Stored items
_ _ _ _ _

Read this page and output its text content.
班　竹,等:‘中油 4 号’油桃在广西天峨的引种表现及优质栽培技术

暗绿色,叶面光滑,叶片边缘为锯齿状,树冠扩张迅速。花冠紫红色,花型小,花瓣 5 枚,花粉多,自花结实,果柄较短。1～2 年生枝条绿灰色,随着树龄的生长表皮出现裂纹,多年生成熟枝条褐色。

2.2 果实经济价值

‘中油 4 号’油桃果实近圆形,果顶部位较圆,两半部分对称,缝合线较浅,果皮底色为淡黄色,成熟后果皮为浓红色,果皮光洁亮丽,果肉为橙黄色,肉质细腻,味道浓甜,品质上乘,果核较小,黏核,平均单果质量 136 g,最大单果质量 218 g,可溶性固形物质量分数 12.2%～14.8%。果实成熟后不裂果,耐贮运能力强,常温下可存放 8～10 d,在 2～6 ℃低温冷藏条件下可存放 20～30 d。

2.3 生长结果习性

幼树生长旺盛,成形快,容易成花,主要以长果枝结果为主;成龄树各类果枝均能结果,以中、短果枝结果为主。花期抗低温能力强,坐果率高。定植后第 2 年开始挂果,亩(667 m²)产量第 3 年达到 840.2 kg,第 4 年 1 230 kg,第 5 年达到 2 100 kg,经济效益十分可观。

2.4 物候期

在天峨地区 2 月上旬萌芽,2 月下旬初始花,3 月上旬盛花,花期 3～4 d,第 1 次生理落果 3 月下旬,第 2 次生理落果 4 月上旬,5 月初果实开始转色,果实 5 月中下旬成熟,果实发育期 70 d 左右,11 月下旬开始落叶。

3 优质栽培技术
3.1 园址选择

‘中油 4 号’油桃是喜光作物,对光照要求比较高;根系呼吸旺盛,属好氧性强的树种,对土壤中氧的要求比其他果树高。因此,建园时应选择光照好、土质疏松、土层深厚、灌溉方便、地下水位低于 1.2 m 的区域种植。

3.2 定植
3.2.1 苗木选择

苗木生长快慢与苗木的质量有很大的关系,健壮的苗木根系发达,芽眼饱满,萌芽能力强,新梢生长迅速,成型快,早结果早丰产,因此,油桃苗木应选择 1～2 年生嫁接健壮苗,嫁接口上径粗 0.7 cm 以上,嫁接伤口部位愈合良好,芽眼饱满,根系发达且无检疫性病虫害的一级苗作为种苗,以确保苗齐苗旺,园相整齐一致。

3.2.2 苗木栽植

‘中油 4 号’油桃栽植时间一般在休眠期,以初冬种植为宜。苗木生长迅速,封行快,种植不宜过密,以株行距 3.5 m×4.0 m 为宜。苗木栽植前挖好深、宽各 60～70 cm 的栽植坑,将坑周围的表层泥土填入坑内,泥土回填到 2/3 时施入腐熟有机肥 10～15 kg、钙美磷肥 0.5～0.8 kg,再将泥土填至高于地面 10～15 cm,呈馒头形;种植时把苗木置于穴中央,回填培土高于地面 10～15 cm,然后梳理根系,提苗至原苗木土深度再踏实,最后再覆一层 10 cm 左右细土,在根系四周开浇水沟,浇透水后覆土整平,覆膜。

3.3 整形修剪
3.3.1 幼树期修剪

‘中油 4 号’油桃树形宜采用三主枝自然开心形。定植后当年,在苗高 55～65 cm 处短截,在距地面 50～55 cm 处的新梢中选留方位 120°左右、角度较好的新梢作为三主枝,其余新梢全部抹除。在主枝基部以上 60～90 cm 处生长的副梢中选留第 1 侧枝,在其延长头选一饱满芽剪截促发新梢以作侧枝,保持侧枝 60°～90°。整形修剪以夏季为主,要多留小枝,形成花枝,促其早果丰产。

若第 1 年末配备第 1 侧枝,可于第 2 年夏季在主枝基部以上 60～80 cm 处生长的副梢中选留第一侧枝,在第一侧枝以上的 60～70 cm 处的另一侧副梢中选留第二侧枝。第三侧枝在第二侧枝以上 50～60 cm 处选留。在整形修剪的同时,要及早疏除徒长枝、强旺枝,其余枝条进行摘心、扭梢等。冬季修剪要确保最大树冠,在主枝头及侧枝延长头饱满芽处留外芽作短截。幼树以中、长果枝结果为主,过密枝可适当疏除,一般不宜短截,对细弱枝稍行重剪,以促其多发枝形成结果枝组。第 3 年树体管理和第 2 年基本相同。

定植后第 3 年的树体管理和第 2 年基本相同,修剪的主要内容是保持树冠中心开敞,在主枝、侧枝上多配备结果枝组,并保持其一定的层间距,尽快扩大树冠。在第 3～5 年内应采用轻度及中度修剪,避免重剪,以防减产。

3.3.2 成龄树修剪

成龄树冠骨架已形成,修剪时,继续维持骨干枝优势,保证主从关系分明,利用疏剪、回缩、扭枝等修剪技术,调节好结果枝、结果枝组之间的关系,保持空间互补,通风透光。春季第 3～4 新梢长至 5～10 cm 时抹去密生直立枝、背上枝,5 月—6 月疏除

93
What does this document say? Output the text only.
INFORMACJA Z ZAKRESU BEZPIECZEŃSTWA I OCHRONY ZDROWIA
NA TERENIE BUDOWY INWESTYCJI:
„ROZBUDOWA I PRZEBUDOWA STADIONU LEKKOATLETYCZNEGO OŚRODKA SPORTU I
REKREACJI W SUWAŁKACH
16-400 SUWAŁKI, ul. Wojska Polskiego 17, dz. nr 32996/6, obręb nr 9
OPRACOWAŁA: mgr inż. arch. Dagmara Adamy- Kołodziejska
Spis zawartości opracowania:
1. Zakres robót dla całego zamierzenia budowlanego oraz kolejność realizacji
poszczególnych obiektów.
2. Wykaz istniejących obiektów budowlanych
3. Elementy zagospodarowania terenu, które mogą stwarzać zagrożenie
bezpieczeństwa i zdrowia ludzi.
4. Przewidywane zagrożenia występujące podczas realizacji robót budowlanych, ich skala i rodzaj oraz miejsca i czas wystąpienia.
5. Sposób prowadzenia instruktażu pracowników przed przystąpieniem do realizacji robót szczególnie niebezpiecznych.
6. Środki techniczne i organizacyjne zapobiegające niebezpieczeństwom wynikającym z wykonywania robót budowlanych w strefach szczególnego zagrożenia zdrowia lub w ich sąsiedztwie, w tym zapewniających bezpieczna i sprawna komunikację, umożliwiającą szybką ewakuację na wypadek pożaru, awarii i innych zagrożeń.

_ _ _ _ _

TASK REQUIREMENTS> Transcribe all lines as written.

FULL ANSWER>
Read this page and output its text content.
班　竹,等:‘中油 4 号’油桃在广西天峨的引种表现及优质栽培技术

暗绿色,叶面光滑,叶片边缘为锯齿状,树冠扩张迅速。花冠紫红色,花型小,花瓣 5 枚,花粉多,自花结实,果柄较短。1～2 年生枝条绿灰色,随着树龄的生长表皮出现裂纹,多年生成熟枝条褐色。

2.2 果实经济价值

‘中油 4 号’油桃果实近圆形,果顶部位较圆,两半部分对称,缝合线较浅,果皮底色为淡黄色,成熟后果皮为浓红色,果皮光洁亮丽,果肉为橙黄色,肉质细腻,味道浓甜,品质上乘,果核较小,黏核,平均单果质量 136 g,最大单果质量 218 g,可溶性固形物质量分数 12.2%～14.8%。果实成熟后不裂果,耐贮运能力强,常温下可存放 8～10 d,在 2～6 ℃低温冷藏条件下可存放 20～30 d。

2.3 生长结果习性

幼树生长旺盛,成形快,容易成花,主要以长果枝结果为主;成龄树各类果枝均能结果,以中、短果枝结果为主。花期抗低温能力强,坐果率高。定植后第 2 年开始挂果,亩(667 m²)产量第 3 年达到 840.2 kg,第 4 年 1 230 kg,第 5 年达到 2 100 kg,经济效益十分可观。

2.4 物候期

在天峨地区 2 月上旬萌芽,2 月下旬初始花,3 月上旬盛花,花期 3～4 d,第 1 次生理落果 3 月下旬,第 2 次生理落果 4 月上旬,5 月初果实开始转色,果实 5 月中下旬成熟,果实发育期 70 d 左右,11 月下旬开始落叶。

3 优质栽培技术
3.1 园址选择

‘中油 4 号’油桃是喜光作物,对光照要求比较高;根系呼吸旺盛,属好氧性强的树种,对土壤中氧的要求比其他果树高。因此,建园时应选择光照好、土质疏松、土层深厚、灌溉方便、地下水位低于 1.2 m 的区域种植。

3.2 定植
3.2.1 苗木选择

苗木生长快慢与苗木的质量有很大的关系,健壮的苗木根系发达,芽眼饱满,萌芽能力强,新梢生长迅速,成型快,早结果早丰产,因此,油桃苗木应选择 1～2 年生嫁接健壮苗,嫁接口上径粗 0.7 cm 以上,嫁接伤口部位愈合良好,芽眼饱满,根系发达且无检疫性病虫害的一级苗作为种苗,以确保苗齐苗旺,园相整齐一致。

3.2.2 苗木栽植

‘中油 4 号’油桃栽植时间一般在休眠期,以初冬种植为宜。苗木生长迅速,封行快,种植不宜过密,以株行距 3.5 m×4.0 m 为宜。苗木栽植前挖好深、宽各 60～70 cm 的栽植坑,将坑周围的表层泥土填入坑内,泥土回填到 2/3 时施入腐熟有机肥 10～15 kg、钙美磷肥 0.5～0.8 kg,再将泥土填至高于地面 10～15 cm,呈馒头形;种植时把苗木置于穴中央,回填培土高于地面 10～15 cm,然后梳理根系,提苗至原苗木土深度再踏实,最后再覆一层 10 cm 左右细土,在根系四周开浇水沟,浇透水后覆土整平,覆膜。

3.3 整形修剪
3.3.1 幼树期修剪

‘中油 4 号’油桃树形宜采用三主枝自然开心形。定植后当年,在苗高 55～65 cm 处短截,在距地面 50～55 cm 处的新梢中选留方位 120°左右、角度较好的新梢作为三主枝,其余新梢全部抹除。在主枝基部以上 60～90 cm 处生长的副梢中选留第 1 侧枝,在其延长头选一饱满芽剪截促发新梢以作侧枝,保持侧枝 60°～90°。整形修剪以夏季为主,要多留小枝,形成花枝,促其早果丰产。

若第 1 年末配备第 1 侧枝,可于第 2 年夏季在主枝基部以上 60～80 cm 处生长的副梢中选留第一侧枝,在第一侧枝以上的 60～70 cm 处的另一侧副梢中选留第二侧枝。第三侧枝在第二侧枝以上 50～60 cm 处选留。在整形修剪的同时,要及早疏除徒长枝、强旺枝,其余枝条进行摘心、扭梢等。冬季修剪要确保最大树冠,在主枝头及侧枝延长头饱满芽处留外芽作短截。幼树以中、长果枝结果为主,过密枝可适当疏除,一般不宜短截,对细弱枝稍行重剪,以促其多发枝形成结果枝组。第 3 年树体管理和第 2 年基本相同。

定植后第 3 年的树体管理和第 2 年基本相同,修剪的主要内容是保持树冠中心开敞,在主枝、侧枝上多配备结果枝组,并保持其一定的层间距,尽快扩大树冠。在第 3～5 年内应采用轻度及中度修剪,避免重剪,以防减产。

3.3.2 成龄树修剪

成龄树冠骨架已形成,修剪时,继续维持骨干枝优势,保证主从关系分明,利用疏剪、回缩、扭枝等修剪技术,调节好结果枝、结果枝组之间的关系,保持空间互补,通风透光。春季第 3～4 新梢长至 5～10 cm 时抹去密生直立枝、背上枝,5 月—6 月疏除

93
What does this document say? Output the text only.
INFORMACJA Z ZAKRESU BEZPIECZEŃSTWA I OCHRONY ZDROWIA
NA TERENIE BUDOWY INWESTYCJI:
„ROZBUDOWA I PRZEBUDOWA STADIONU LEKKOATLETYCZNEGO OŚRODKA SPORTU I
REKREACJI W SUWAŁKACH
16-400 SUWAŁKI, ul. Wojska Polskiego 17, dz. nr 32996/6, obręb nr 9
OPRACOWAŁA: mgr inż. arch. Dagmara Adamy- Kołodziejska
Spis zawartości opracowania:
1. Zakres robót dla całego zamierzenia budowlanego oraz kolejność realizacji
poszczególnych obiektów.
2. Wykaz istniejących obiektów budowlanych
3. Elementy zagospodarowania terenu, które mogą stwarzać zagrożenie
bezpieczeństwa i zdrowia ludzi.
4. Przewidywane zagrożenia występujące podczas realizacji robót budowlanych, ich skala i rodzaj oraz miejsca i czas wystąpienia.
5. Sposób prowadzenia instruktażu pracowników przed przystąpieniem do realizacji robót szczególnie niebezpiecznych.
6. Środki techniczne i organizacyjne zapobiegające niebezpieczeństwom wynikającym z wykonywania robót budowlanych w strefach szczególnego zagrożenia zdrowia lub w ich sąsiedztwie, w tym zapewniających bezpieczna i sprawna komunikację, umożliwiającą szybką ewakuację na wypadek pożaru, awarii i innych zagrożeń.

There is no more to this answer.